%%

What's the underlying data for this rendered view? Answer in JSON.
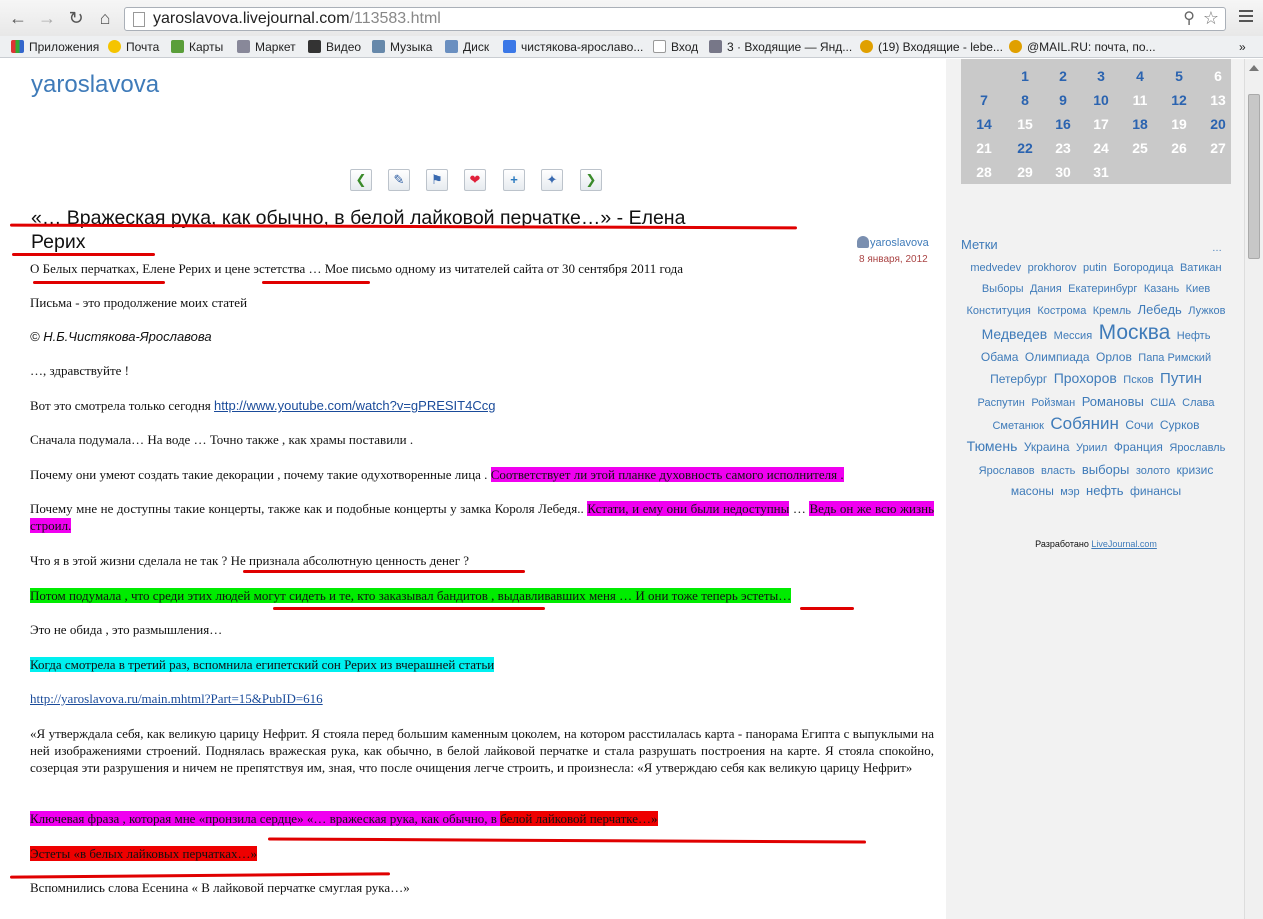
{
  "browser": {
    "url_host": "yaroslavova.livejournal.com",
    "url_path": "/113583.html",
    "bookmarks": [
      "Приложения",
      "Почта",
      "Карты",
      "Маркет",
      "Видео",
      "Музыка",
      "Диск",
      "чистякова-ярославо...",
      "Вход",
      "3 · Входящие — Янд...",
      "(19) Входящие - lebe...",
      "@MAIL.RU: почта, по..."
    ],
    "bookmarks_more": "»"
  },
  "blog": {
    "name": "yaroslavova"
  },
  "post": {
    "title_line1": "«… Вражеская рука, как обычно, в белой лайковой перчатке…» - Елена",
    "title_line2": "Рерих",
    "author": "yaroslavova",
    "date": "8 января, 2012"
  },
  "body": {
    "intro": "О Белых перчатках,  Елене   Рерих   и цене   эстетства … Мое  письмо одному  из читателей  сайта от 30 сентября     2011 года",
    "p1": "Письма   - это продолжение моих статей",
    "p2": "© Н.Б.Чистякова-Ярославова",
    "p3": "…, здравствуйте !",
    "p4_text": "Вот это смотрела только сегодня ",
    "p4_link": "http://www.youtube.com/watch?v=gPRESIT4Ccg",
    "p5": "Сначала подумала… На воде …  Точно также , как храмы поставили .",
    "p6_text": "Почему они умеют создать такие декорации , почему такие одухотворенные лица . ",
    "p6_hl": "Соответствует ли этой планке духовность самого исполнителя .",
    "p7_text": "Почему мне не доступны такие концерты, также как и подобные концерты у замка Короля Лебедя.. ",
    "p7_hl1": "Кстати,  и ему они были недоступны",
    "p7_mid": " … ",
    "p7_hl2": "Ведь он же всю жизнь строил.",
    "p8_text": "Что я в этой жизни сделала не так ? ",
    "p8_u": "Не признала абсолютную ценность денег ?",
    "p9_hl": "Потом подумала , что среди этих людей могут сидеть и те, кто заказывал бандитов , выдавливавших меня   …  И они тоже теперь эстеты…",
    "p10": "Это не обида , это размышления…",
    "p11_hl": "Когда смотрела в третий раз, вспомнила египетский сон Рерих из вчерашней статьи",
    "p12_link": "http://yaroslavova.ru/main.mhtml?Part=15&PubID=616",
    "p13": "«Я утверждала себя, как великую царицу Нефрит. Я стояла перед большим каменным цоколем, на котором расстилалась карта - панорама Египта с выпуклыми на ней изображениями строений. Поднялась вражеская рука, как обычно, в белой лайковой перчатке и стала разрушать построения на карте. Я стояла спокойно, созерцая эти разрушения и ничем не препятствуя им, зная, что после очищения легче строить, и произнесла: «Я утверждаю себя как великую царицу Нефрит»",
    "p14_hl1": "Ключевая фраза , которая мне «пронзила сердце»  «…  вражеская рука, как обычно, в ",
    "p14_hl2": "белой лайковой перчатке…»",
    "p15_hl": "Эстеты «в белых лайковых перчатках…»",
    "p16": "Вспомнились слова Есенина « В лайковой перчатке смуглая рука…»"
  },
  "calendar": {
    "rows": [
      [
        "",
        "1",
        "2",
        "3",
        "4",
        "5",
        "6"
      ],
      [
        "7",
        "8",
        "9",
        "10",
        "11",
        "12",
        "13"
      ],
      [
        "14",
        "15",
        "16",
        "17",
        "18",
        "19",
        "20"
      ],
      [
        "21",
        "22",
        "23",
        "24",
        "25",
        "26",
        "27"
      ],
      [
        "28",
        "29",
        "30",
        "31",
        "",
        "",
        ""
      ]
    ]
  },
  "tags": {
    "heading": "Метки",
    "more": "…",
    "cloud": [
      [
        "medvedev",
        "prokhorov",
        "putin",
        "Богородица",
        "Ватикан"
      ],
      [
        "Выборы",
        "Дания",
        "Екатеринбург",
        "Казань",
        "Киев"
      ],
      [
        "Конституция",
        "Кострома",
        "Кремль",
        "Лебедь",
        "Лужков"
      ],
      [
        "Медведев",
        "Мессия",
        "Москва",
        "Нефть"
      ],
      [
        "Обама",
        "Олимпиада",
        "Орлов",
        "Папа Римский"
      ],
      [
        "Петербург",
        "Прохоров",
        "Псков",
        "Путин"
      ],
      [
        "Распутин",
        "Ройзман",
        "Романовы",
        "США",
        "Слава"
      ],
      [
        "Сметанюк",
        "Собянин",
        "Сочи",
        "Сурков"
      ],
      [
        "Тюмень",
        "Украина",
        "Уриил",
        "Франция",
        "Ярославль"
      ],
      [
        "Ярославов",
        "власть",
        "выборы",
        "золото",
        "кризис"
      ],
      [
        "масоны",
        "мэр",
        "нефть",
        "финансы"
      ]
    ]
  },
  "footer": {
    "credit_text": "Разработано",
    "credit_link": "LiveJournal.com"
  },
  "colors": {
    "link": "#3f7bb9",
    "highlight_magenta": "#f000f0",
    "highlight_green": "#00ec00",
    "highlight_cyan": "#00f0f0",
    "highlight_red": "#ee0000",
    "underline_red": "#e00000"
  }
}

%%

▶ **Directions**:
The listing above must be printed again exactly, minus its pictures.

▶ **Response**:
What's the underlying data for this rendered view? Answer in JSON.
{
  "browser": {
    "url_host": "yaroslavova.livejournal.com",
    "url_path": "/113583.html",
    "bookmarks": [
      "Приложения",
      "Почта",
      "Карты",
      "Маркет",
      "Видео",
      "Музыка",
      "Диск",
      "чистякова-ярославо...",
      "Вход",
      "3 · Входящие — Янд...",
      "(19) Входящие - lebe...",
      "@MAIL.RU: почта, по..."
    ],
    "bookmarks_more": "»"
  },
  "blog": {
    "name": "yaroslavova"
  },
  "post": {
    "title_line1": "«… Вражеская рука, как обычно, в белой лайковой перчатке…» - Елена",
    "title_line2": "Рерих",
    "author": "yaroslavova",
    "date": "8 января, 2012"
  },
  "body": {
    "intro": "О Белых перчатках,  Елене   Рерих   и цене   эстетства … Мое  письмо одному  из читателей  сайта от 30 сентября     2011 года",
    "p1": "Письма   - это продолжение моих статей",
    "p2": "© Н.Б.Чистякова-Ярославова",
    "p3": "…, здравствуйте !",
    "p4_text": "Вот это смотрела только сегодня ",
    "p4_link": "http://www.youtube.com/watch?v=gPRESIT4Ccg",
    "p5": "Сначала подумала… На воде …  Точно также , как храмы поставили .",
    "p6_text": "Почему они умеют создать такие декорации , почему такие одухотворенные лица . ",
    "p6_hl": "Соответствует ли этой планке духовность самого исполнителя .",
    "p7_text": "Почему мне не доступны такие концерты, также как и подобные концерты у замка Короля Лебедя.. ",
    "p7_hl1": "Кстати,  и ему они были недоступны",
    "p7_mid": " … ",
    "p7_hl2": "Ведь он же всю жизнь строил.",
    "p8_text": "Что я в этой жизни сделала не так ? ",
    "p8_u": "Не признала абсолютную ценность денег ?",
    "p9_hl": "Потом подумала , что среди этих людей могут сидеть и те, кто заказывал бандитов , выдавливавших меня   …  И они тоже теперь эстеты…",
    "p10": "Это не обида , это размышления…",
    "p11_hl": "Когда смотрела в третий раз, вспомнила египетский сон Рерих из вчерашней статьи",
    "p12_link": "http://yaroslavova.ru/main.mhtml?Part=15&PubID=616",
    "p13": "«Я утверждала себя, как великую царицу Нефрит. Я стояла перед большим каменным цоколем, на котором расстилалась карта - панорама Египта с выпуклыми на ней изображениями строений. Поднялась вражеская рука, как обычно, в белой лайковой перчатке и стала разрушать построения на карте. Я стояла спокойно, созерцая эти разрушения и ничем не препятствуя им, зная, что после очищения легче строить, и произнесла: «Я утверждаю себя как великую царицу Нефрит»",
    "p14_hl1": "Ключевая фраза , которая мне «пронзила сердце»  «…  вражеская рука, как обычно, в ",
    "p14_hl2": "белой лайковой перчатке…»",
    "p15_hl": "Эстеты «в белых лайковых перчатках…»",
    "p16": "Вспомнились слова Есенина « В лайковой перчатке смуглая рука…»"
  },
  "calendar": {
    "rows": [
      [
        "",
        "1",
        "2",
        "3",
        "4",
        "5",
        "6"
      ],
      [
        "7",
        "8",
        "9",
        "10",
        "11",
        "12",
        "13"
      ],
      [
        "14",
        "15",
        "16",
        "17",
        "18",
        "19",
        "20"
      ],
      [
        "21",
        "22",
        "23",
        "24",
        "25",
        "26",
        "27"
      ],
      [
        "28",
        "29",
        "30",
        "31",
        "",
        "",
        ""
      ]
    ]
  },
  "tags": {
    "heading": "Метки",
    "more": "…",
    "cloud": [
      [
        "medvedev",
        "prokhorov",
        "putin",
        "Богородица",
        "Ватикан"
      ],
      [
        "Выборы",
        "Дания",
        "Екатеринбург",
        "Казань",
        "Киев"
      ],
      [
        "Конституция",
        "Кострома",
        "Кремль",
        "Лебедь",
        "Лужков"
      ],
      [
        "Медведев",
        "Мессия",
        "Москва",
        "Нефть"
      ],
      [
        "Обама",
        "Олимпиада",
        "Орлов",
        "Папа Римский"
      ],
      [
        "Петербург",
        "Прохоров",
        "Псков",
        "Путин"
      ],
      [
        "Распутин",
        "Ройзман",
        "Романовы",
        "США",
        "Слава"
      ],
      [
        "Сметанюк",
        "Собянин",
        "Сочи",
        "Сурков"
      ],
      [
        "Тюмень",
        "Украина",
        "Уриил",
        "Франция",
        "Ярославль"
      ],
      [
        "Ярославов",
        "власть",
        "выборы",
        "золото",
        "кризис"
      ],
      [
        "масоны",
        "мэр",
        "нефть",
        "финансы"
      ]
    ]
  },
  "footer": {
    "credit_text": "Разработано",
    "credit_link": "LiveJournal.com"
  },
  "colors": {
    "link": "#3f7bb9",
    "highlight_magenta": "#f000f0",
    "highlight_green": "#00ec00",
    "highlight_cyan": "#00f0f0",
    "highlight_red": "#ee0000",
    "underline_red": "#e00000"
  }
}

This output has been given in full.